| Problem details |
Reproduce every entry exactly.

| Source data |
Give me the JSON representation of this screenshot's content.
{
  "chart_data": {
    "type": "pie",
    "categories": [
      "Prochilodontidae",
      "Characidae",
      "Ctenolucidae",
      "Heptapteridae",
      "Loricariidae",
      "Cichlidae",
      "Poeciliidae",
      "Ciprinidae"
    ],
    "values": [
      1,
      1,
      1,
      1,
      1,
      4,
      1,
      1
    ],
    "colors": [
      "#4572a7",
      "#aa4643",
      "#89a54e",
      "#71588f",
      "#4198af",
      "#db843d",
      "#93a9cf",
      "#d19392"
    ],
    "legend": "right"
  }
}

| Completed task |
Give me the JSON representation of this screenshot's content.
{
  "chart_data": {
    "type": "pie",
    "categories": [
      "Prochilodontidae",
      "Characidae",
      "Ctenolucidae",
      "Heptapteridae",
      "Loricariidae",
      "Cichlidae",
      "Poeciliidae",
      "Ciprinidae"
    ],
    "values": [
      1,
      1,
      1,
      1,
      1,
      4,
      1,
      1
    ],
    "colors": [
      "#4572a7",
      "#aa4643",
      "#89a54e",
      "#71588f",
      "#4198af",
      "#db843d",
      "#93a9cf",
      "#d19392"
    ],
    "legend": "right"
  }
}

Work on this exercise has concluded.